··· Recorded data ···
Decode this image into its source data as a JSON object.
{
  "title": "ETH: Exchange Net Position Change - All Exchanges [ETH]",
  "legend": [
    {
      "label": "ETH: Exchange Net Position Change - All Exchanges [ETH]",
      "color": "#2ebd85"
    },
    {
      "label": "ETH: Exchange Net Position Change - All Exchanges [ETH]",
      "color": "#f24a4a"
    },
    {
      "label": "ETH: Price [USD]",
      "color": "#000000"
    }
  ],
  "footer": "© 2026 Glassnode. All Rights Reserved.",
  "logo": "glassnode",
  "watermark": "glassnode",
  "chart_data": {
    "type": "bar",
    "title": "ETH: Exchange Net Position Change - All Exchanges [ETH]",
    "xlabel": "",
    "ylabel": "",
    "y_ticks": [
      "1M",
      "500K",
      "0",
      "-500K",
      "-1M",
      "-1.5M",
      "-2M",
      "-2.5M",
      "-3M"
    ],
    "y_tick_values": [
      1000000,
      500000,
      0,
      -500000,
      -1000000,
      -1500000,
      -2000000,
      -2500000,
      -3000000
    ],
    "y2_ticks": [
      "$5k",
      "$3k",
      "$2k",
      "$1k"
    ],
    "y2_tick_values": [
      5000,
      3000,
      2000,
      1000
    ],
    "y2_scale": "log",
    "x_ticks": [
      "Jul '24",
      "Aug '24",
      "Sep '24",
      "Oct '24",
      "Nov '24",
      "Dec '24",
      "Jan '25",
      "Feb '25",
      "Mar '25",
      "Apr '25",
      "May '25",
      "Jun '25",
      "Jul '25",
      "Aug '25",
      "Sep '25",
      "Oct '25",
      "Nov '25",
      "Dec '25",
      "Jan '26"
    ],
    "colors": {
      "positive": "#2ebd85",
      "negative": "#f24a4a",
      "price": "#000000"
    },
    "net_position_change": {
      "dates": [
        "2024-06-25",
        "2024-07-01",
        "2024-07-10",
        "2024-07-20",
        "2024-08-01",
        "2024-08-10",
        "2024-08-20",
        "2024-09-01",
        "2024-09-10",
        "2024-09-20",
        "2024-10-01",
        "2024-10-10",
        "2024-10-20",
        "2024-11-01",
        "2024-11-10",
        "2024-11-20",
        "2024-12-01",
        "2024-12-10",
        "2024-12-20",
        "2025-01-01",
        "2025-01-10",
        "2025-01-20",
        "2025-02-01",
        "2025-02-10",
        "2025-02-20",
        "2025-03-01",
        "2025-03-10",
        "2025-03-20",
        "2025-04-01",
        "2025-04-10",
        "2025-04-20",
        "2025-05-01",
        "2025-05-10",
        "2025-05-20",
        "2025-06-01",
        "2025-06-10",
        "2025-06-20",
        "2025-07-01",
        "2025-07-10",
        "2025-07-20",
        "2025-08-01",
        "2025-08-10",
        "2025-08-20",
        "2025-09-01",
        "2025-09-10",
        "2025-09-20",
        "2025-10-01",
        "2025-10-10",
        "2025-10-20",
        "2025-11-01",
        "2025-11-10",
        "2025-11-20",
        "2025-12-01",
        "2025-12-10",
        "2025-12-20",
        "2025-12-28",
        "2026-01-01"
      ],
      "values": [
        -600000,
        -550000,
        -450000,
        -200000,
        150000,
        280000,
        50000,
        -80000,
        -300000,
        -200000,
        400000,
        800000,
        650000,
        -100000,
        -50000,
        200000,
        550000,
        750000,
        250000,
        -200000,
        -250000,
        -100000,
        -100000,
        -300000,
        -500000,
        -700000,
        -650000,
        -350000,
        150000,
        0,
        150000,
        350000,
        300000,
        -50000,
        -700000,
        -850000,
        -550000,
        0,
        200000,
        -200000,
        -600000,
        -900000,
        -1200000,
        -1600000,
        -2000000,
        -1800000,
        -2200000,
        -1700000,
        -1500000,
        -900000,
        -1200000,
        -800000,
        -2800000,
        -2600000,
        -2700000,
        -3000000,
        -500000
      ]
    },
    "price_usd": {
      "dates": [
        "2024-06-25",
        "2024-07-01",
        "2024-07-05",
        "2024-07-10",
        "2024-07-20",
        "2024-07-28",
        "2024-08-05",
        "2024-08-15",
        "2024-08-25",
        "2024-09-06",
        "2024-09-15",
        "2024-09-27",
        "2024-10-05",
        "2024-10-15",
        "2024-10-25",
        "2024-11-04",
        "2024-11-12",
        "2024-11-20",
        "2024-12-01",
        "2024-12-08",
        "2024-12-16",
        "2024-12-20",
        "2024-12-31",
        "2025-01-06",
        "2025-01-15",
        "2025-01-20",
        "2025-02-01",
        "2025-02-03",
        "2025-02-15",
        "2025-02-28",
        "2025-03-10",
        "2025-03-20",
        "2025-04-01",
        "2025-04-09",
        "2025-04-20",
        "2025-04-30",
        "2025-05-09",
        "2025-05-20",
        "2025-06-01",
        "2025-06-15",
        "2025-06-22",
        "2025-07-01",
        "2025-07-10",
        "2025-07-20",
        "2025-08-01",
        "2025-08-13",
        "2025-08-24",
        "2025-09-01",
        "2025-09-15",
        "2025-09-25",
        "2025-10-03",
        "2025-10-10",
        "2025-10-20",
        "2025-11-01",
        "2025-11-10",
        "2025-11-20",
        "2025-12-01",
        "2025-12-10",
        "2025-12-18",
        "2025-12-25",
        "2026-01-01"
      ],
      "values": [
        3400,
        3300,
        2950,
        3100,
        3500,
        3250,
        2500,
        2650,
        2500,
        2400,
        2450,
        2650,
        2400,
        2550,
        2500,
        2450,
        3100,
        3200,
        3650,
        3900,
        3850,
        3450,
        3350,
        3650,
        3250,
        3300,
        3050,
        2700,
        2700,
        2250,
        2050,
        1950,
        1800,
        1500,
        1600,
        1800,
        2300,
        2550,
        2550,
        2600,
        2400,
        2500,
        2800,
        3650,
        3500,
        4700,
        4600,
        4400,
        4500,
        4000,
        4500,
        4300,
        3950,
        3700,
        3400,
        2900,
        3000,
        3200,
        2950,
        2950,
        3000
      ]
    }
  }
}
···
- **Exercise task**
Identify all lines in the records above with the word "title".

- **Correct response**
  "title": "ETH: Exchange Net Position Change - All Exchanges [ETH]",
    "title": "ETH: Exchange Net Position Change - All Exchanges [ETH]",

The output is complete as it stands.